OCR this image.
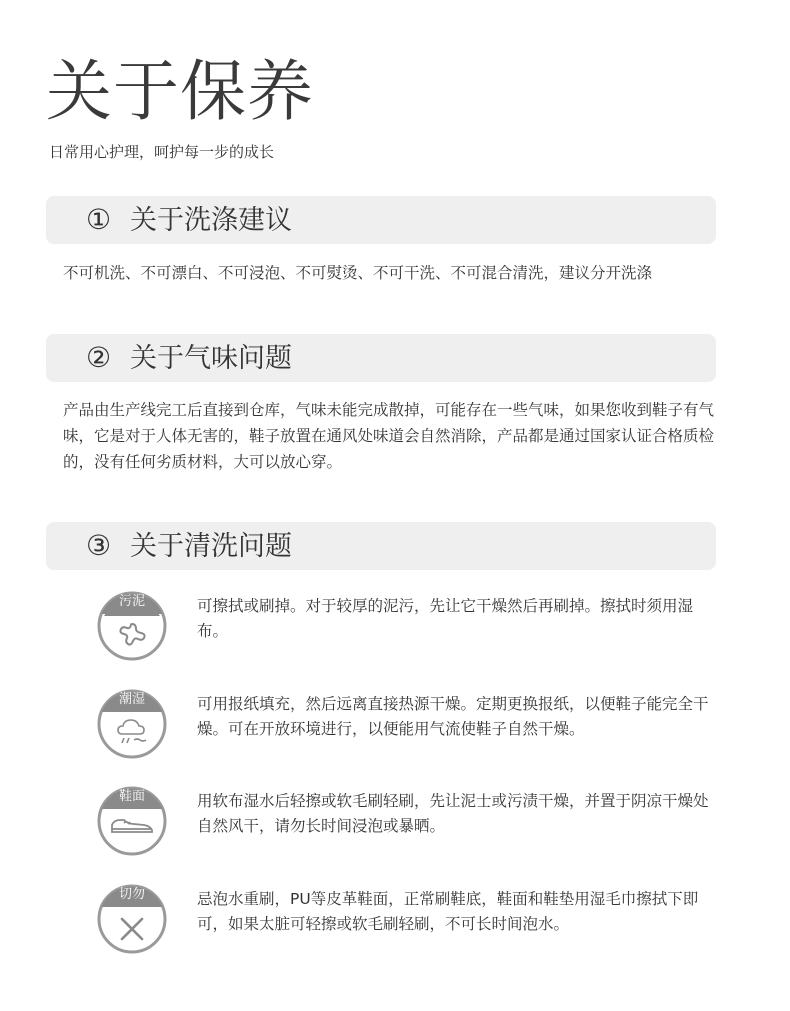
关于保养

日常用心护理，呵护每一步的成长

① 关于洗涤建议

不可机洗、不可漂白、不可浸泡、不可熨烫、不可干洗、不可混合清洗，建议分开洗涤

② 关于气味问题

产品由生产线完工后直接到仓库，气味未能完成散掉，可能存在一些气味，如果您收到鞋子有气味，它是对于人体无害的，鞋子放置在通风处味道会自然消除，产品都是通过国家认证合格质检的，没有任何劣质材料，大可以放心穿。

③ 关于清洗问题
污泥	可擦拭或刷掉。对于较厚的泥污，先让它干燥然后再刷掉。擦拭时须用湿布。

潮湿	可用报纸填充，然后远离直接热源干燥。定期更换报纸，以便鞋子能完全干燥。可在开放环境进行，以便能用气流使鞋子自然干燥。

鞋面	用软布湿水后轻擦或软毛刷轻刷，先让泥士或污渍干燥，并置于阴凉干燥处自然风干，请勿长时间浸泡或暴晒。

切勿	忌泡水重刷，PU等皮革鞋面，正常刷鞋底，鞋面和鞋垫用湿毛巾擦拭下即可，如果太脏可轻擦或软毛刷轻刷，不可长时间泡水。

- [Aim]
Every record gets retyped exactly; no picture goes into the copy.

- [Reply]
OCR this image.
关于保养

日常用心护理，呵护每一步的成长

① 关于洗涤建议

不可机洗、不可漂白、不可浸泡、不可熨烫、不可干洗、不可混合清洗，建议分开洗涤

② 关于气味问题

产品由生产线完工后直接到仓库，气味未能完成散掉，可能存在一些气味，如果您收到鞋子有气味，它是对于人体无害的，鞋子放置在通风处味道会自然消除，产品都是通过国家认证合格质检的，没有任何劣质材料，大可以放心穿。

③ 关于清洗问题
污泥	可擦拭或刷掉。对于较厚的泥污，先让它干燥然后再刷掉。擦拭时须用湿布。

潮湿	可用报纸填充，然后远离直接热源干燥。定期更换报纸，以便鞋子能完全干燥。可在开放环境进行，以便能用气流使鞋子自然干燥。

鞋面	用软布湿水后轻擦或软毛刷轻刷，先让泥士或污渍干燥，并置于阴凉干燥处自然风干，请勿长时间浸泡或暴晒。

切勿	忌泡水重刷，PU等皮革鞋面，正常刷鞋底，鞋面和鞋垫用湿毛巾擦拭下即可，如果太脏可轻擦或软毛刷轻刷，不可长时间泡水。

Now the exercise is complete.